(begin)

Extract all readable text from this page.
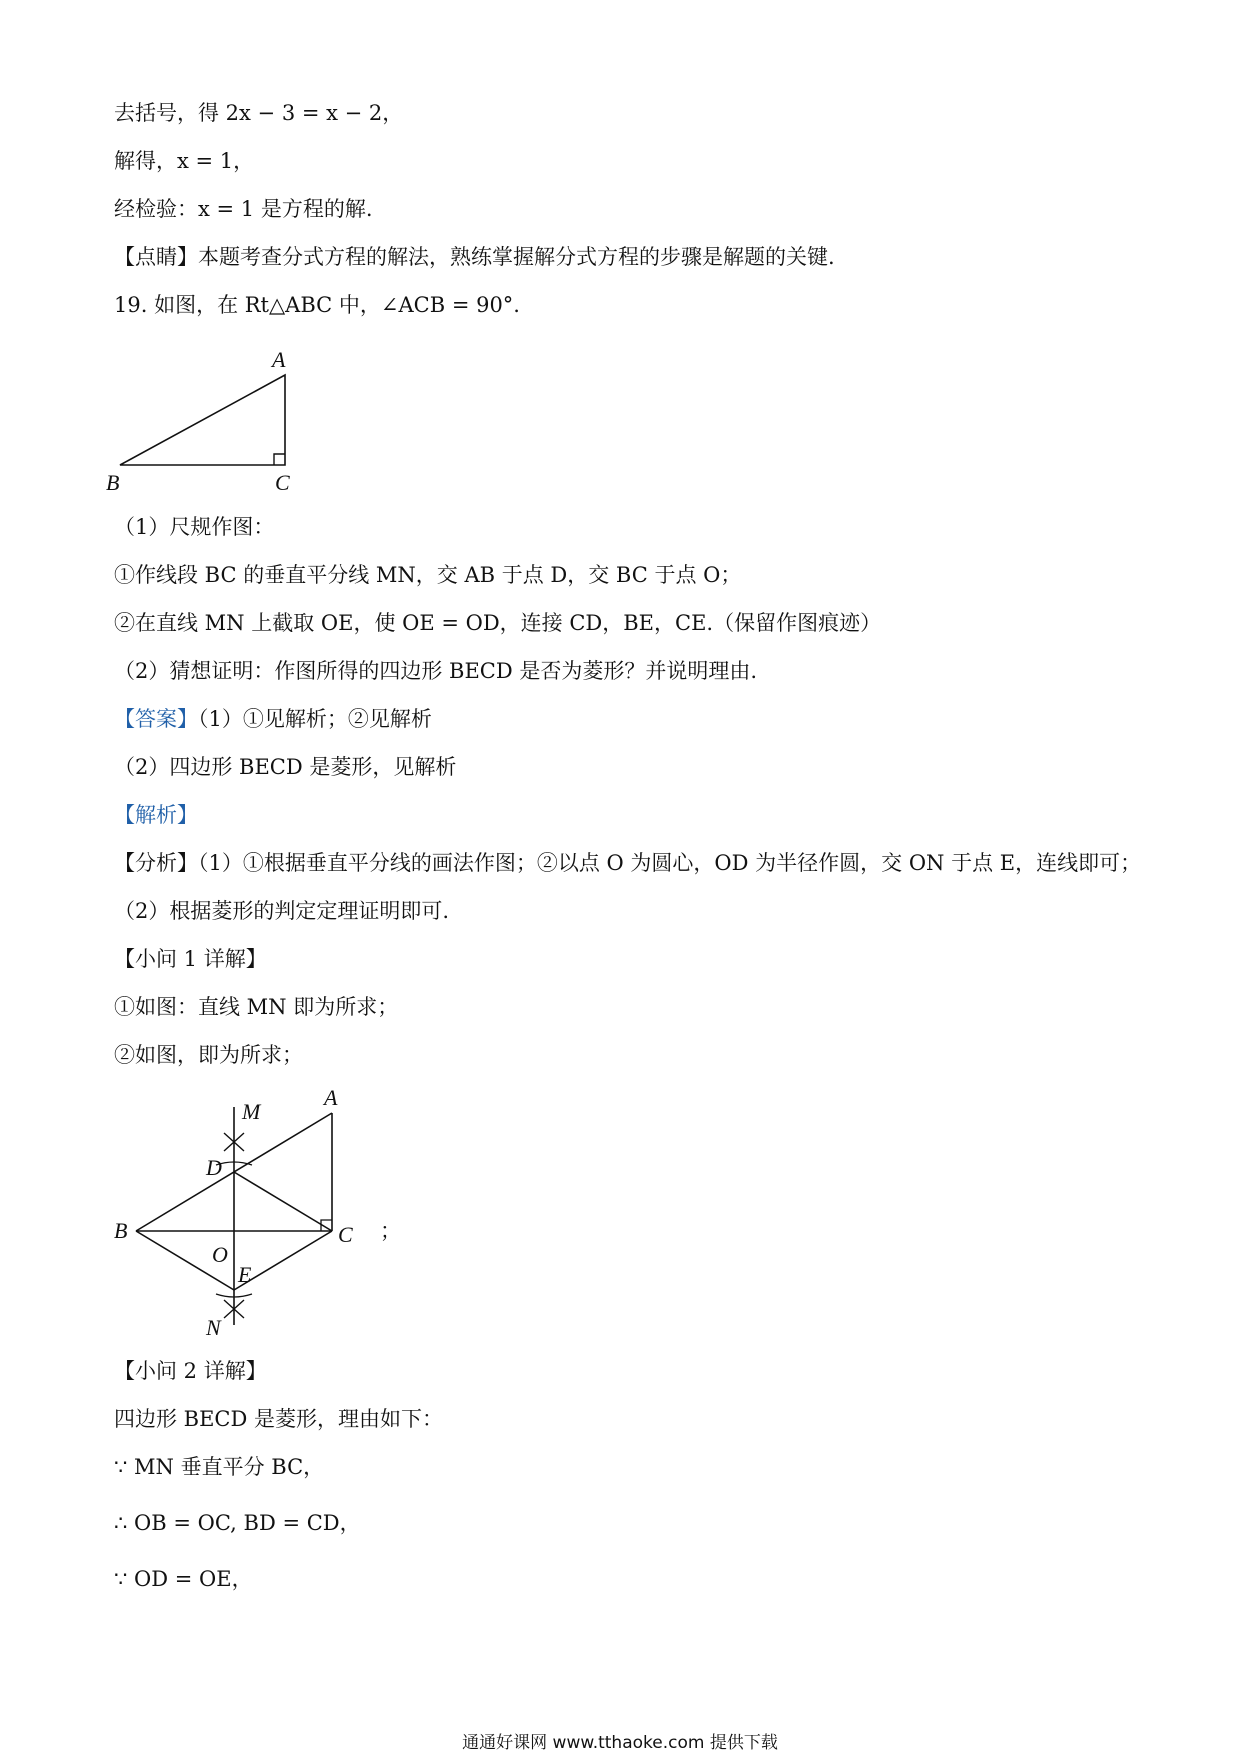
去括号，得 2x − 3 = x − 2，
解得，x = 1，
经检验：x = 1 是方程的解.
【点睛】本题考查分式方程的解法，熟练掌握解分式方程的步骤是解题的关键.
19. 如图，在 Rt△ABC 中，∠ACB = 90°.
A
B	C
（1）尺规作图：
①作线段 BC 的垂直平分线 MN，交 AB 于点 D，交 BC 于点 O；
②在直线 MN 上截取 OE，使 OE = OD，连接 CD，BE，CE.（保留作图痕迹）
（2）猜想证明：作图所得的四边形 BECD 是否为菱形？并说明理由.
【答案】（1）①见解析；②见解析
（2）四边形 BECD 是菱形，见解析
【解析】
【分析】（1）①根据垂直平分线的画法作图；②以点 O 为圆心，OD 为半径作圆，交 ON 于点 E，连线即可；
（2）根据菱形的判定定理证明即可.
【小问 1 详解】
①如图：直线 MN 即为所求；
②如图，即为所求；
A
M
D
B
O
C
E
N
；
【小问 2 详解】
四边形 BECD 是菱形，理由如下：
∵ MN 垂直平分 BC，
∴ OB = OC, BD = CD，
∵ OD = OE，
通通好课网 www.tthaoke.com 提供下载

(end)

* INSTRUCTIONS FOR THE TASK *
Leave out the pictures and output every record above precisely as given.

* SOLUTION TO THIS TASK *
Extract all readable text from this page.
去括号，得 2x − 3 = x − 2，
解得，x = 1，
经检验：x = 1 是方程的解.
【点睛】本题考查分式方程的解法，熟练掌握解分式方程的步骤是解题的关键.
19. 如图，在 Rt△ABC 中，∠ACB = 90°.
A
B	C
（1）尺规作图：
①作线段 BC 的垂直平分线 MN，交 AB 于点 D，交 BC 于点 O；
②在直线 MN 上截取 OE，使 OE = OD，连接 CD，BE，CE.（保留作图痕迹）
（2）猜想证明：作图所得的四边形 BECD 是否为菱形？并说明理由.
【答案】（1）①见解析；②见解析
（2）四边形 BECD 是菱形，见解析
【解析】
【分析】（1）①根据垂直平分线的画法作图；②以点 O 为圆心，OD 为半径作圆，交 ON 于点 E，连线即可；
（2）根据菱形的判定定理证明即可.
【小问 1 详解】
①如图：直线 MN 即为所求；
②如图，即为所求；
A
M
D
B
O
C
E
N
；
【小问 2 详解】
四边形 BECD 是菱形，理由如下：
∵ MN 垂直平分 BC，
∴ OB = OC, BD = CD，
∵ OD = OE，
通通好课网 www.tthaoke.com 提供下载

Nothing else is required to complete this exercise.